_Short task:_
Copy out the data below word for word, starting at the first line and ending at the line that contains "cell-name: dot1dBridge <box>220", both included.

________________

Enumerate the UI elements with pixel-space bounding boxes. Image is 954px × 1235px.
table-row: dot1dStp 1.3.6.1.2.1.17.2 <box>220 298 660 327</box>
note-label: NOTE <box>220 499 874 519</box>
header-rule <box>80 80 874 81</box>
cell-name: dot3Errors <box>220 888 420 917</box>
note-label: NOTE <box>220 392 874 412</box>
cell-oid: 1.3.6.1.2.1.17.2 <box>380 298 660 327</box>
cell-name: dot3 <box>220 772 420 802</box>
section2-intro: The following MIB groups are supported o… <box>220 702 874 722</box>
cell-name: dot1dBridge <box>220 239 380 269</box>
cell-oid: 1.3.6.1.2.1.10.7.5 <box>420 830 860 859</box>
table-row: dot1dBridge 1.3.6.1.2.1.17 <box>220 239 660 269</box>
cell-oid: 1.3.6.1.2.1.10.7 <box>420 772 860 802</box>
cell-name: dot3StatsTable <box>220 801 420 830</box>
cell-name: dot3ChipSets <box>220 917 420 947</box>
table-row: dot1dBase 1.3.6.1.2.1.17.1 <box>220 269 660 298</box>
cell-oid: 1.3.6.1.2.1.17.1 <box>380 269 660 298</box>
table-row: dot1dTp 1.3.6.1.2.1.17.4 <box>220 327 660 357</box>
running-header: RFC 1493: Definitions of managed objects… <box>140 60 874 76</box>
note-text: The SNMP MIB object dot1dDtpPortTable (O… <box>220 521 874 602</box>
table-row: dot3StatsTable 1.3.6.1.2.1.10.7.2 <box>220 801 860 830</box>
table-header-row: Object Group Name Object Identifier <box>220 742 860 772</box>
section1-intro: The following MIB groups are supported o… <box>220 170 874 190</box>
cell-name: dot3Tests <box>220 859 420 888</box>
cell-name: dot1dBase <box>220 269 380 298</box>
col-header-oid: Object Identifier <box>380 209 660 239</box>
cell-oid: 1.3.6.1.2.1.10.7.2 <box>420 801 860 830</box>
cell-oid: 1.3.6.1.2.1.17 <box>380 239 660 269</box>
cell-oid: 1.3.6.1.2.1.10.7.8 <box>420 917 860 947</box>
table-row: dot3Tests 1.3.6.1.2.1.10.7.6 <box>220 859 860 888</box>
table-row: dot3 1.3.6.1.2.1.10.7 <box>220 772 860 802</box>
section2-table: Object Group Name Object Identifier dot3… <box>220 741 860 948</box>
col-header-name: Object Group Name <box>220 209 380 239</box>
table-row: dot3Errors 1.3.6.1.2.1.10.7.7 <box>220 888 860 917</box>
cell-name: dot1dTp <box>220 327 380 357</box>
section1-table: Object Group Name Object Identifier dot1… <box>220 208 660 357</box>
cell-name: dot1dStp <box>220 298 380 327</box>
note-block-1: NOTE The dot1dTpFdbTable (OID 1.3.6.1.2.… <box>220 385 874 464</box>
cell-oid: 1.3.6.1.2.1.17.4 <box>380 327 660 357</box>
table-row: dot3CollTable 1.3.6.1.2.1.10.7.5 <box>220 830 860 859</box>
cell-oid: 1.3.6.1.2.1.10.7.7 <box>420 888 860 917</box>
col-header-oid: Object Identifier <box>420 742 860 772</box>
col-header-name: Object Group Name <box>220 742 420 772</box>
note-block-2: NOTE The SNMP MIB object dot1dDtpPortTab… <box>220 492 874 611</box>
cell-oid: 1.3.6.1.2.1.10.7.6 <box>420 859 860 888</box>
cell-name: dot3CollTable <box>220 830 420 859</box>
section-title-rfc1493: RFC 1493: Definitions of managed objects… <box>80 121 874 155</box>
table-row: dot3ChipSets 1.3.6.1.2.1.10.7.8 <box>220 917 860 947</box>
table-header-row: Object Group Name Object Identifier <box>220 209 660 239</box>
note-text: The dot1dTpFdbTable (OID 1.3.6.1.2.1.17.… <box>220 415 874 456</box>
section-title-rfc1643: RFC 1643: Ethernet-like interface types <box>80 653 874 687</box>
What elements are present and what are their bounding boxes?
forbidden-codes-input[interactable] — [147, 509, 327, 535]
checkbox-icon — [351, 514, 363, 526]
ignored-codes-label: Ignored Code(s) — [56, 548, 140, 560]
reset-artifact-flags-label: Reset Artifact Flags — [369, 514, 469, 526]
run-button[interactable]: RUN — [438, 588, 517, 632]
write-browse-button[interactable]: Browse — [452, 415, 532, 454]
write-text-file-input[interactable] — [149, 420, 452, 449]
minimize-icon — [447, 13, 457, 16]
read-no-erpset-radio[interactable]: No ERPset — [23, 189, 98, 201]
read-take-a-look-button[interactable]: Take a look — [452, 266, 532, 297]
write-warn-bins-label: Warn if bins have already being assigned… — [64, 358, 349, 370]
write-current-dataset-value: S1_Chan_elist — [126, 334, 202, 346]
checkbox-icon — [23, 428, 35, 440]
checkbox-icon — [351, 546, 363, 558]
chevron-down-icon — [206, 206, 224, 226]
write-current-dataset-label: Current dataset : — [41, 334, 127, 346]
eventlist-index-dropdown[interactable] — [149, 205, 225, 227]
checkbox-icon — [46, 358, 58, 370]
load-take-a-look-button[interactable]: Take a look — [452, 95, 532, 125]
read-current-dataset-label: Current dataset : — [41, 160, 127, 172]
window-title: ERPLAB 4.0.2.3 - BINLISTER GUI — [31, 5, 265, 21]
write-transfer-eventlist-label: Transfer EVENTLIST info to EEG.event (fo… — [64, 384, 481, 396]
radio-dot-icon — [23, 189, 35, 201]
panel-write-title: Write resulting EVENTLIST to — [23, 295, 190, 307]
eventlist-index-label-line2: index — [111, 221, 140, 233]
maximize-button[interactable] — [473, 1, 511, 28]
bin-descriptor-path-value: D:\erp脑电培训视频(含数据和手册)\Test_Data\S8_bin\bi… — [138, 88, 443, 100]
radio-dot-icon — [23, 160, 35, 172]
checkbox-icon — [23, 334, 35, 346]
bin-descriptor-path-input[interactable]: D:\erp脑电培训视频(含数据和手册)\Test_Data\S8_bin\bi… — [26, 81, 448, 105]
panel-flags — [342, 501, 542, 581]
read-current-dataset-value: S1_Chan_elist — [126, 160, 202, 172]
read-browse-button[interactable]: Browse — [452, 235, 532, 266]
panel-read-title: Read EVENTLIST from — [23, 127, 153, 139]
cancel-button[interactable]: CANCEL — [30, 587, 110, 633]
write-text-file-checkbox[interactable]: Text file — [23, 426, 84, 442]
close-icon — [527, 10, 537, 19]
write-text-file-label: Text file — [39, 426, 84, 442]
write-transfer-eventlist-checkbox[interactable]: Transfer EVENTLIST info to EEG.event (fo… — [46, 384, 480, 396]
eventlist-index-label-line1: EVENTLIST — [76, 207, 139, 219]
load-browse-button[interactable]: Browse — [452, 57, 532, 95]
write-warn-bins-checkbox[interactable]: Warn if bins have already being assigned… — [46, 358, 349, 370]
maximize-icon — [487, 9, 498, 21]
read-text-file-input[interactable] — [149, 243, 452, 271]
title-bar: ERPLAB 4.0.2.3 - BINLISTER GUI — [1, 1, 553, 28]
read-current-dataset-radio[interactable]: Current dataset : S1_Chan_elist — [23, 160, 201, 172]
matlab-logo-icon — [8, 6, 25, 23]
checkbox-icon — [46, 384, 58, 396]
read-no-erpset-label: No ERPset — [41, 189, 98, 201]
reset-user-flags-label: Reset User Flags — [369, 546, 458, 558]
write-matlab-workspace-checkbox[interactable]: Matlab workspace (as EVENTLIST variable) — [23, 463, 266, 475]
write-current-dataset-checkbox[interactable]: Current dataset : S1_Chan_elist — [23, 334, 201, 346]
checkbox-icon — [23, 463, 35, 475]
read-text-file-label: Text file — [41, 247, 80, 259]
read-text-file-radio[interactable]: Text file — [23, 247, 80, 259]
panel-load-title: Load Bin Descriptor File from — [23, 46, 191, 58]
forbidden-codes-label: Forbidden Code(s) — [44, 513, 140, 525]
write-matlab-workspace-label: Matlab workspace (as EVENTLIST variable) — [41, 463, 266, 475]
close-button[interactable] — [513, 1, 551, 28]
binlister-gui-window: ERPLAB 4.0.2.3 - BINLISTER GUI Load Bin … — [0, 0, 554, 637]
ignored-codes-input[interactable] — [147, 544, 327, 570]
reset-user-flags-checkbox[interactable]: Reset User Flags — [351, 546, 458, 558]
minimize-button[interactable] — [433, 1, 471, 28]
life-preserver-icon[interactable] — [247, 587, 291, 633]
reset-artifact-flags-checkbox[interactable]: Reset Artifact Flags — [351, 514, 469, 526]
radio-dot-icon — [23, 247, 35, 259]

________________

_Response to the exercise:_
Enumerate the UI elements with pixel-space bounding boxes. Image is 954px × 1235px.
table-row: dot1dStp 1.3.6.1.2.1.17.2 <box>220 298 660 327</box>
note-label: NOTE <box>220 499 874 519</box>
header-rule <box>80 80 874 81</box>
cell-name: dot3Errors <box>220 888 420 917</box>
note-label: NOTE <box>220 392 874 412</box>
cell-oid: 1.3.6.1.2.1.17.2 <box>380 298 660 327</box>
cell-name: dot3 <box>220 772 420 802</box>
section2-intro: The following MIB groups are supported o… <box>220 702 874 722</box>
cell-name: dot1dBridge <box>220 239 380 269</box>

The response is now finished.